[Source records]
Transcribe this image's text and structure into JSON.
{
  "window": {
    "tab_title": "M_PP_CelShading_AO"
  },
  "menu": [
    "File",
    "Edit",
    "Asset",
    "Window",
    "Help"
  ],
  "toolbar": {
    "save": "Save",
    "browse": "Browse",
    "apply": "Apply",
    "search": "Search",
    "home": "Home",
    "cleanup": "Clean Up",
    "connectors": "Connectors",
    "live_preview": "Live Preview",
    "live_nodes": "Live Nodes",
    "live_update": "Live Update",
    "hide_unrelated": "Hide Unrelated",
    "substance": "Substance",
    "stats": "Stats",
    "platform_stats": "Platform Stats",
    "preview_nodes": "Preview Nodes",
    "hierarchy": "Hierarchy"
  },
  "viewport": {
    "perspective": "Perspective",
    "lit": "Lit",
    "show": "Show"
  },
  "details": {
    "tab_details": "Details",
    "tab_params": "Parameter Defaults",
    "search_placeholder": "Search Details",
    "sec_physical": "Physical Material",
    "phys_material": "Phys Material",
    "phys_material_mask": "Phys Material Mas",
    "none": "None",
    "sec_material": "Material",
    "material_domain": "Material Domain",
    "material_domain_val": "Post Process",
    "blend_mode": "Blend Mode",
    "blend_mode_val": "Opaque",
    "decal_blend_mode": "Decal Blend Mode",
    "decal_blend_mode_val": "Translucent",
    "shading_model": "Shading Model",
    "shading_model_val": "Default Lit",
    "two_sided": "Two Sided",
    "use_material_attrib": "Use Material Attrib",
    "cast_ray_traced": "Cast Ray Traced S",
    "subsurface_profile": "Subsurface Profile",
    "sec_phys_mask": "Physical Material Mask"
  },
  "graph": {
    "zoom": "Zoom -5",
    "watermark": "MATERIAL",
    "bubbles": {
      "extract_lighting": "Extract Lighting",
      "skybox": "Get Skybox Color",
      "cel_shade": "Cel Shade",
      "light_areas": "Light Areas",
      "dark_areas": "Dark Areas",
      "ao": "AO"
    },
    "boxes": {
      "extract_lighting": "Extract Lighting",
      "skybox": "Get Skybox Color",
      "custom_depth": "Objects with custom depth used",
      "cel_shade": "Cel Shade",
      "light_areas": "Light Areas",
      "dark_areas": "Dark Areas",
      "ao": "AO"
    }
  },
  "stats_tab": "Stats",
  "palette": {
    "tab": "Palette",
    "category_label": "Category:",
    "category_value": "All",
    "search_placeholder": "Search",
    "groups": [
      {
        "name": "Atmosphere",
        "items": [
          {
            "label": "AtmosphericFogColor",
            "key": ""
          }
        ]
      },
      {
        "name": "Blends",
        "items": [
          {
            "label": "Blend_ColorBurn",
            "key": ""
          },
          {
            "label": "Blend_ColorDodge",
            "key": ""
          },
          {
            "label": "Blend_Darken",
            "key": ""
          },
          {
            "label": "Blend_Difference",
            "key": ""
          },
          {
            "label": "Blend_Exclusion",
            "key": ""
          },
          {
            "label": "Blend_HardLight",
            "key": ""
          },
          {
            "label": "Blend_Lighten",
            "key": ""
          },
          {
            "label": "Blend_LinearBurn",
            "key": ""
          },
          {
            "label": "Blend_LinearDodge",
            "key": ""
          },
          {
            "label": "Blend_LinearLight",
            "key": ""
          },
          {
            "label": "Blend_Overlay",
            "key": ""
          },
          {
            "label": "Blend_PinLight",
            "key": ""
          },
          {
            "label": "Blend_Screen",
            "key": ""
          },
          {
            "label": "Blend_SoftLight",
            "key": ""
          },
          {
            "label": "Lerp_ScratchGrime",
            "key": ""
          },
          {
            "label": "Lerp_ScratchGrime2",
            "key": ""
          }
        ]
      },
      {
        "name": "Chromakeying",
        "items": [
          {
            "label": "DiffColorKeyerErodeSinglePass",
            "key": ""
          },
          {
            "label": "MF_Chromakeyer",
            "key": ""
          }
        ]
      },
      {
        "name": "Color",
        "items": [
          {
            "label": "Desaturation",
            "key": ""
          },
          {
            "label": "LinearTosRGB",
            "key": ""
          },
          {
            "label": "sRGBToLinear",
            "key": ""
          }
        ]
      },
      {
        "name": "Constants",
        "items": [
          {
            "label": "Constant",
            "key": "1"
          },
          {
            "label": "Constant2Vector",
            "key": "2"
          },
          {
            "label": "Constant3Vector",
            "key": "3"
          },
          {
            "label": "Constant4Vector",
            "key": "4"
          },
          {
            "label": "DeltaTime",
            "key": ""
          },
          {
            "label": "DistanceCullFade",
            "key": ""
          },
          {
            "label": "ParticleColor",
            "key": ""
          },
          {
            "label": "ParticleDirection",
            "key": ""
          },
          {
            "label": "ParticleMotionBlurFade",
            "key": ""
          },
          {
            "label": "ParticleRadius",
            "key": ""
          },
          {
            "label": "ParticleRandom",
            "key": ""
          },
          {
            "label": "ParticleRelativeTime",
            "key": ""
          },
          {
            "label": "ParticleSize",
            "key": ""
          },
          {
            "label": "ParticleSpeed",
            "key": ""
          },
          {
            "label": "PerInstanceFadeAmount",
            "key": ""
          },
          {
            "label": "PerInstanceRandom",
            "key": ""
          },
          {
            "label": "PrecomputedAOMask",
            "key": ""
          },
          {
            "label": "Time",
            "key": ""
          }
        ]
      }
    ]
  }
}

• _What is needed_
Give the number of lines that hold the word "Physical" in these records, with nothing added.

• _Exercise output_
2